**** Data for processing ****

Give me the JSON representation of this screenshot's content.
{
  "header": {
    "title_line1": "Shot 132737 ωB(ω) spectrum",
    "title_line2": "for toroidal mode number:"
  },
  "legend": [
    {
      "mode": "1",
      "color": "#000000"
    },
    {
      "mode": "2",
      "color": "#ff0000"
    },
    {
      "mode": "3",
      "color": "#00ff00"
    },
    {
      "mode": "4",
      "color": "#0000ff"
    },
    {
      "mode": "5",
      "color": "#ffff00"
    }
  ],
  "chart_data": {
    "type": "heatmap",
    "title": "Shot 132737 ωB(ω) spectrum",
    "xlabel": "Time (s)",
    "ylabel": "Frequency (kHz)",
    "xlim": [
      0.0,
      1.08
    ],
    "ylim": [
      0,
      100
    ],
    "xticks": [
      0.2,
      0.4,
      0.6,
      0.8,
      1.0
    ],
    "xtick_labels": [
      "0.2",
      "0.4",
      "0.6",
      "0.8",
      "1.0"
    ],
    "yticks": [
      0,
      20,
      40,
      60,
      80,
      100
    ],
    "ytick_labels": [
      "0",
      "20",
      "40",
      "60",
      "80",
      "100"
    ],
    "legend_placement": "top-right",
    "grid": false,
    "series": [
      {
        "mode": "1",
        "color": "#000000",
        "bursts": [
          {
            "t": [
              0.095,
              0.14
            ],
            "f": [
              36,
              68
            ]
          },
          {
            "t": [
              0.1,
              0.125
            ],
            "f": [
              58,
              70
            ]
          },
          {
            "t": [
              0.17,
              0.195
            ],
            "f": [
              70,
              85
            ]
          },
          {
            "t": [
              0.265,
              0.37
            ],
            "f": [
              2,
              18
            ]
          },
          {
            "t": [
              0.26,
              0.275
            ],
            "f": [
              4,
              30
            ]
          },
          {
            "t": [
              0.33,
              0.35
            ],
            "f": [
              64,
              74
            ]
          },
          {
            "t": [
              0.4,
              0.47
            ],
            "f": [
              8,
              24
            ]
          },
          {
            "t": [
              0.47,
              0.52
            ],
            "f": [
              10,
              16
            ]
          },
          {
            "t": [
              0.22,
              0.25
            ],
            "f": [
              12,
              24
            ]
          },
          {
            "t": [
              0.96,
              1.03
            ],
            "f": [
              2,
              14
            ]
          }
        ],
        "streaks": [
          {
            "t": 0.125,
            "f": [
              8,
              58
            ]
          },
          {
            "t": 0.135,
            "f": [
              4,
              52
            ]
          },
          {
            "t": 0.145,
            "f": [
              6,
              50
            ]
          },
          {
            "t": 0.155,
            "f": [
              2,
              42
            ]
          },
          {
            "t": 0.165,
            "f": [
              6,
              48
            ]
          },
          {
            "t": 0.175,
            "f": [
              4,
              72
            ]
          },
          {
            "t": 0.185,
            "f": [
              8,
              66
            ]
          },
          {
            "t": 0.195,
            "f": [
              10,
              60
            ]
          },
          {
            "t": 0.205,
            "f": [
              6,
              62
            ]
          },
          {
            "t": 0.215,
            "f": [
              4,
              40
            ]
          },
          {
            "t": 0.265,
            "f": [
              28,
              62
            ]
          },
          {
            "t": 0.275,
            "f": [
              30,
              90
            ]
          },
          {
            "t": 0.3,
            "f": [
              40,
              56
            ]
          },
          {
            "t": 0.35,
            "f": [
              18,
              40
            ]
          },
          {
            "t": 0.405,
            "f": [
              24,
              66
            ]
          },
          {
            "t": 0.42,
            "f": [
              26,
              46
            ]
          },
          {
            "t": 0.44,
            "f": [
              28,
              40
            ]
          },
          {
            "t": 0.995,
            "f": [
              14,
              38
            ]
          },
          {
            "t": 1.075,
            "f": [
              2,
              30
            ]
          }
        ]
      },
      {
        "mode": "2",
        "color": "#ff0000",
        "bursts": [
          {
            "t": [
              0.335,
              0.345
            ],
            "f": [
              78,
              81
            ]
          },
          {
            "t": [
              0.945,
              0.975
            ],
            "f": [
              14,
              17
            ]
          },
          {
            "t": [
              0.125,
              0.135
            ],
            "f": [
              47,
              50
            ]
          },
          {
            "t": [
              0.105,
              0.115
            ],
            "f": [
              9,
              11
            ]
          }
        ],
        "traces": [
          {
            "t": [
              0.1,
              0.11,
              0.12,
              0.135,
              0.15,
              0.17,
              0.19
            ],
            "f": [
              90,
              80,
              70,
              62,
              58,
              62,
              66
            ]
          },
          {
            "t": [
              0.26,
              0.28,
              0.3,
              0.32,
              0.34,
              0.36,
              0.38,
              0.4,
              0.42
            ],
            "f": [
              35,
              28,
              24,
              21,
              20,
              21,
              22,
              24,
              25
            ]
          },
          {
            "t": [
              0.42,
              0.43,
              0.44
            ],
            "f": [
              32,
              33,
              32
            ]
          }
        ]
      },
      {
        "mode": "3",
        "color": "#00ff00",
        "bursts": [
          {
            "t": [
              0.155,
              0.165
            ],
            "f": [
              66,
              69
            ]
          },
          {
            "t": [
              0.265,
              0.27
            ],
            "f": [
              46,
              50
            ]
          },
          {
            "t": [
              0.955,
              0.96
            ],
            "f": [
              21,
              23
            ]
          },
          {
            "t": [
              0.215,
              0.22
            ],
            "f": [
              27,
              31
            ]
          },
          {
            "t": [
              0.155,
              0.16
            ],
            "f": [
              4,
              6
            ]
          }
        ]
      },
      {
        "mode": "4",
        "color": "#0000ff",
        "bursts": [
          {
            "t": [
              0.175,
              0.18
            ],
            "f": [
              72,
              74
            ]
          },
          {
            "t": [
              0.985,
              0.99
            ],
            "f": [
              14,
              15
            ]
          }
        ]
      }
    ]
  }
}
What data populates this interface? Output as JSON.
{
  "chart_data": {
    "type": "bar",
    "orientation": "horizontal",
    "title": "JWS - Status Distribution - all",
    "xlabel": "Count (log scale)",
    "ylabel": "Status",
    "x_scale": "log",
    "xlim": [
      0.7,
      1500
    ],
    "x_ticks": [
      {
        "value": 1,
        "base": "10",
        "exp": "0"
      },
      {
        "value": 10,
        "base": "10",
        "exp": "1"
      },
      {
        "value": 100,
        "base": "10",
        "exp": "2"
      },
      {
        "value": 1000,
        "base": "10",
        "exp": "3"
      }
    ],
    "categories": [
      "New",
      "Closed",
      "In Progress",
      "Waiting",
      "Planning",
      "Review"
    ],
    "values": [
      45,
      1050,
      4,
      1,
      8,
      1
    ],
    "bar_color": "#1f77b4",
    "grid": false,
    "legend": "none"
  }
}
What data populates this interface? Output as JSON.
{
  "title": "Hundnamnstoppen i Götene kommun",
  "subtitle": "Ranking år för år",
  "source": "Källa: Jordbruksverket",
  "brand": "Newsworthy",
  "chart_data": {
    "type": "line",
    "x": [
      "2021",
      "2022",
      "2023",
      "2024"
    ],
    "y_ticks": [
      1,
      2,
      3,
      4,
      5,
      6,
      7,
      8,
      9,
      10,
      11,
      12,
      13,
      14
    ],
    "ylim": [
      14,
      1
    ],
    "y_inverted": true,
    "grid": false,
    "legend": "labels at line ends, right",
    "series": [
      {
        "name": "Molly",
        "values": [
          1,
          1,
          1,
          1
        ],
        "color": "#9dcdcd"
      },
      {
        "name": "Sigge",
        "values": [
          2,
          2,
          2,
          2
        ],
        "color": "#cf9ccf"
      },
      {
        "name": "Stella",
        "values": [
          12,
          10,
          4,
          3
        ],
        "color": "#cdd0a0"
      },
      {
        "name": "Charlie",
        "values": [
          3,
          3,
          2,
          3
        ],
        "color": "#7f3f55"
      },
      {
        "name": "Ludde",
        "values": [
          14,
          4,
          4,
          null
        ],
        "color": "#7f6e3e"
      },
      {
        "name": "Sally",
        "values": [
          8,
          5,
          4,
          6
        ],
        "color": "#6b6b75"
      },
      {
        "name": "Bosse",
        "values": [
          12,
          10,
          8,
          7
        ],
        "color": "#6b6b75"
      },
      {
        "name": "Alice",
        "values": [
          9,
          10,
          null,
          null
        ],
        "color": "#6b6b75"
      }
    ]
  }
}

****

Copy every line of the records above that holds the word "mode".

    "title_line2": "for toroidal mode number:"
      "mode": "1",
      "mode": "2",
      "mode": "3",
      "mode": "4",
      "mode": "5",
        "mode": "1",
        "mode": "2",
        "mode": "3",
        "mode": "4",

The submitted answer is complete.